AIM:
Only lines holding the string "计税基础为" are wanted; copy each one from the material.

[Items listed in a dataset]
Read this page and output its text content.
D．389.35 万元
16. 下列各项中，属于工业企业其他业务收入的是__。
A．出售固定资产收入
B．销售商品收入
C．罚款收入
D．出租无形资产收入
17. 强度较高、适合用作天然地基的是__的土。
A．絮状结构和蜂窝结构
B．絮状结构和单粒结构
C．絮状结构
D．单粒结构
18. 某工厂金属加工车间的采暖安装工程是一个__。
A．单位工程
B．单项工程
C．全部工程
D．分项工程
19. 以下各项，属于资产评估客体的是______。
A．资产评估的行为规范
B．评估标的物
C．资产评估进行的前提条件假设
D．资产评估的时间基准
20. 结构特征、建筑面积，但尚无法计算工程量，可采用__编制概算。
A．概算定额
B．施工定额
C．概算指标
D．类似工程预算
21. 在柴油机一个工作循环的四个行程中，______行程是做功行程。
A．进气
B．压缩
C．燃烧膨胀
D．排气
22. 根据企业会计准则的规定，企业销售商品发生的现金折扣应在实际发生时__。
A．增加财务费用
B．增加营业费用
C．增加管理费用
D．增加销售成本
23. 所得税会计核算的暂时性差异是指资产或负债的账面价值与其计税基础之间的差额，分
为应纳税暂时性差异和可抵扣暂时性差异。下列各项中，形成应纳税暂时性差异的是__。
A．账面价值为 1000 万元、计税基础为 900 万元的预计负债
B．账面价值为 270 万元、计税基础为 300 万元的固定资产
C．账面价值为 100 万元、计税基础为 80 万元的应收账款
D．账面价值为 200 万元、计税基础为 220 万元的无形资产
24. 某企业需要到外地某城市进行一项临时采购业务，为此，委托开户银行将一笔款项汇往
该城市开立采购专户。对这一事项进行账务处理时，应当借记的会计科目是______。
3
--
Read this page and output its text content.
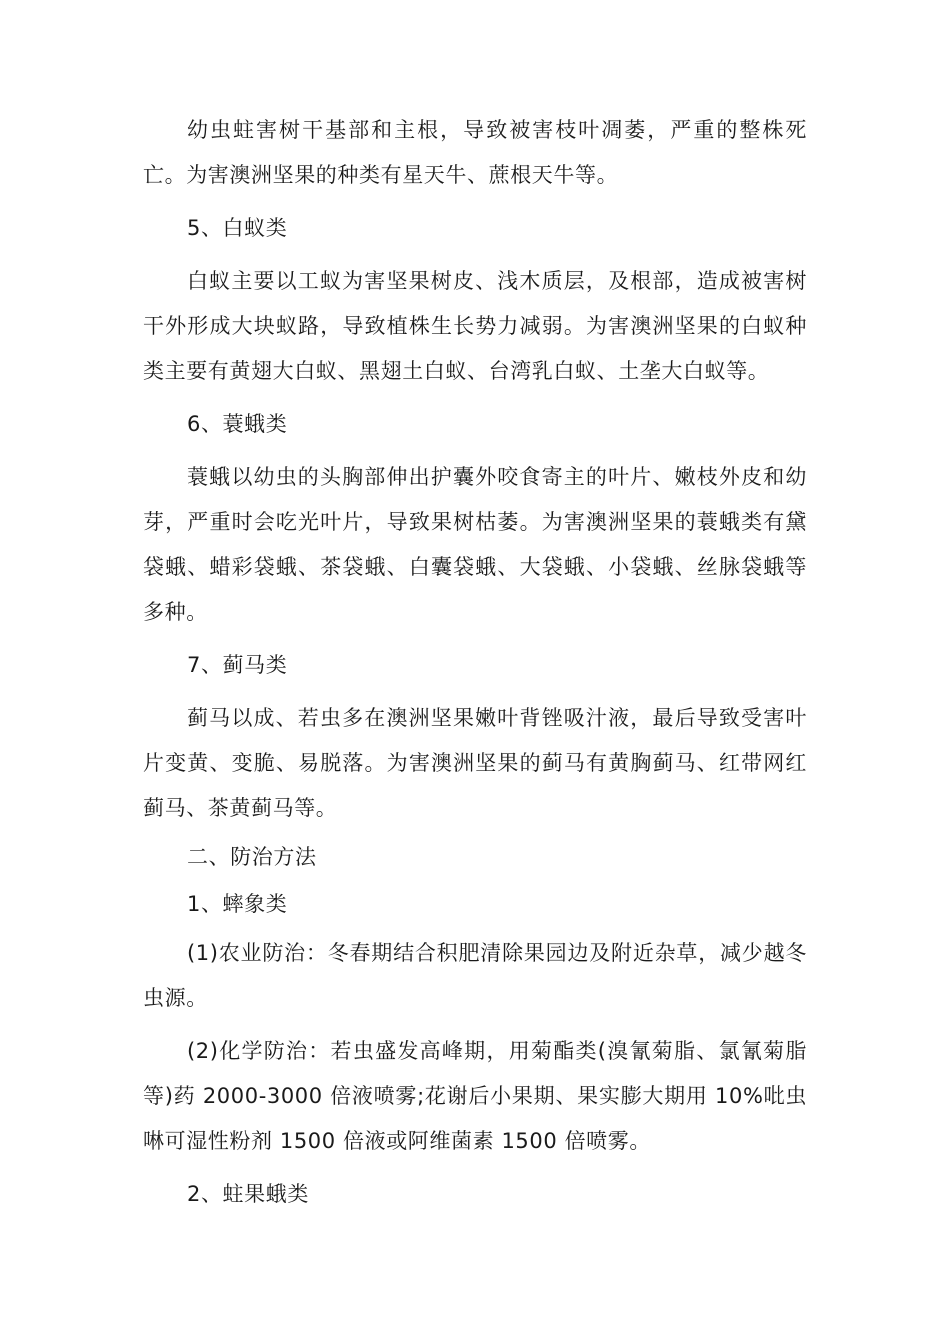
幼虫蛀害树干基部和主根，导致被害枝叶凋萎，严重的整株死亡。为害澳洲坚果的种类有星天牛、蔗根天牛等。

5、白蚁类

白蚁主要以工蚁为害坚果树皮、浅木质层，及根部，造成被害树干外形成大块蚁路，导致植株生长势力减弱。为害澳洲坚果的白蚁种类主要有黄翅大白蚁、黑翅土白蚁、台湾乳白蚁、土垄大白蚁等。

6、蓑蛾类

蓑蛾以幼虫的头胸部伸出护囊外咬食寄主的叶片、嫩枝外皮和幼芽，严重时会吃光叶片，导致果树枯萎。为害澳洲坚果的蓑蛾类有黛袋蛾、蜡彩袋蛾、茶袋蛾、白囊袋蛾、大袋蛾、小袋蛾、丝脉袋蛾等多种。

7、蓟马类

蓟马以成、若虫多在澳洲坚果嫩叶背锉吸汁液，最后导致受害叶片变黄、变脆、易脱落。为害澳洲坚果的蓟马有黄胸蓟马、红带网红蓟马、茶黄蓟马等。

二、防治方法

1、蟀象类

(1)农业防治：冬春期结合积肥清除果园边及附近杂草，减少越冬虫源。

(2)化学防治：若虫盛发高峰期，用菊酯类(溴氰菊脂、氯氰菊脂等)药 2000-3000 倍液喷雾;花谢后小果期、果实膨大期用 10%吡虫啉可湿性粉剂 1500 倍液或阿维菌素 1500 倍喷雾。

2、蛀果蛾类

TASK RESULT:
A．账面价值为 1000 万元、计税基础为 900 万元的预计负债
B．账面价值为 270 万元、计税基础为 300 万元的固定资产
C．账面价值为 100 万元、计税基础为 80 万元的应收账款
D．账面价值为 200 万元、计税基础为 220 万元的无形资产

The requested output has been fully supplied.